= Your instructions =
Without including any pictures, copy each entry below exactly.

= Records shown =

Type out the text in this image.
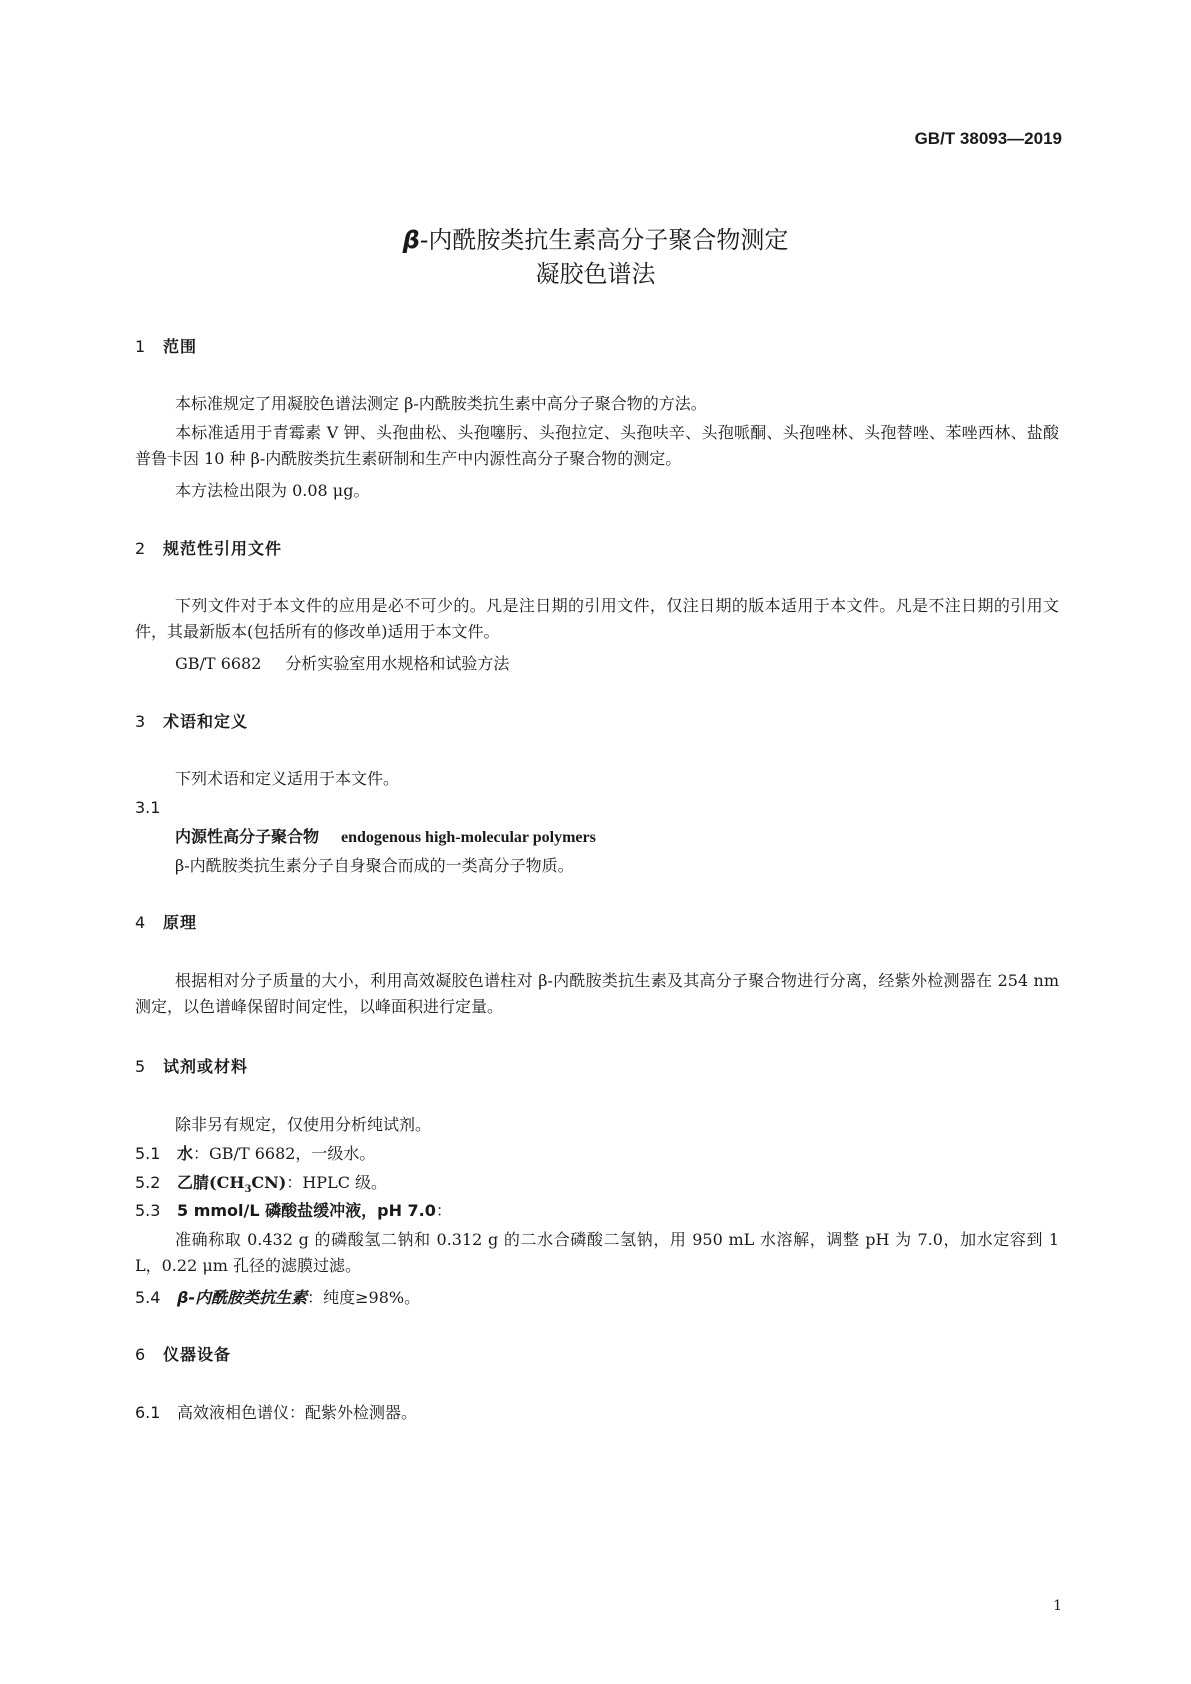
GB/T 38093—2019
β-内酰胺类抗生素高分子聚合物测定
凝胶色谱法
1 范围
本标准规定了用凝胶色谱法测定 β-内酰胺类抗生素中高分子聚合物的方法。
本标准适用于青霉素 V 钾、头孢曲松、头孢噻肟、头孢拉定、头孢呋辛、头孢哌酮、头孢唑林、头孢替唑、苯唑西林、盐酸普鲁卡因 10 种 β-内酰胺类抗生素研制和生产中内源性高分子聚合物的测定。
本方法检出限为 0.08 μg。
2 规范性引用文件
下列文件对于本文件的应用是必不可少的。凡是注日期的引用文件，仅注日期的版本适用于本文件。凡是不注日期的引用文件，其最新版本(包括所有的修改单)适用于本文件。
GB/T 6682 分析实验室用水规格和试验方法
3 术语和定义
下列术语和定义适用于本文件。
3.1
内源性高分子聚合物 endogenous high-molecular polymers
β-内酰胺类抗生素分子自身聚合而成的一类高分子物质。
4 原理
根据相对分子质量的大小，利用高效凝胶色谱柱对 β-内酰胺类抗生素及其高分子聚合物进行分离，经紫外检测器在 254 nm 测定，以色谱峰保留时间定性，以峰面积进行定量。
5 试剂或材料
除非另有规定，仅使用分析纯试剂。
5.1 水：GB/T 6682，一级水。
5.2 乙腈$(CH_3CN)$：HPLC 级。
5.3 5 mmol/L 磷酸盐缓冲液，pH 7.0：
准确称取 0.432 g 的磷酸氢二钠和 0.312 g 的二水合磷酸二氢钠，用 950 mL 水溶解，调整 pH 为 7.0，加水定容到 1 L，0.22 μm 孔径的滤膜过滤。
5.4 β-内酰胺类抗生素：纯度≥98%。
6 仪器设备
6.1 高效液相色谱仪：配紫外检测器。
1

= Output =
Type out the text in this image.
GB/T 38093—2019
β-内酰胺类抗生素高分子聚合物测定
凝胶色谱法
1 范围
本标准规定了用凝胶色谱法测定 β-内酰胺类抗生素中高分子聚合物的方法。
本标准适用于青霉素 V 钾、头孢曲松、头孢噻肟、头孢拉定、头孢呋辛、头孢哌酮、头孢唑林、头孢替唑、苯唑西林、盐酸普鲁卡因 10 种 β-内酰胺类抗生素研制和生产中内源性高分子聚合物的测定。
本方法检出限为 0.08 μg。
2 规范性引用文件
下列文件对于本文件的应用是必不可少的。凡是注日期的引用文件，仅注日期的版本适用于本文件。凡是不注日期的引用文件，其最新版本(包括所有的修改单)适用于本文件。
GB/T 6682 分析实验室用水规格和试验方法
3 术语和定义
下列术语和定义适用于本文件。
3.1
内源性高分子聚合物 endogenous high-molecular polymers
β-内酰胺类抗生素分子自身聚合而成的一类高分子物质。
4 原理
根据相对分子质量的大小，利用高效凝胶色谱柱对 β-内酰胺类抗生素及其高分子聚合物进行分离，经紫外检测器在 254 nm 测定，以色谱峰保留时间定性，以峰面积进行定量。
5 试剂或材料
除非另有规定，仅使用分析纯试剂。
5.1 水：GB/T 6682，一级水。
5.2 乙腈$(CH_3CN)$：HPLC 级。
5.3 5 mmol/L 磷酸盐缓冲液，pH 7.0：
准确称取 0.432 g 的磷酸氢二钠和 0.312 g 的二水合磷酸二氢钠，用 950 mL 水溶解，调整 pH 为 7.0，加水定容到 1 L，0.22 μm 孔径的滤膜过滤。
5.4 β-内酰胺类抗生素：纯度≥98%。
6 仪器设备
6.1 高效液相色谱仪：配紫外检测器。
1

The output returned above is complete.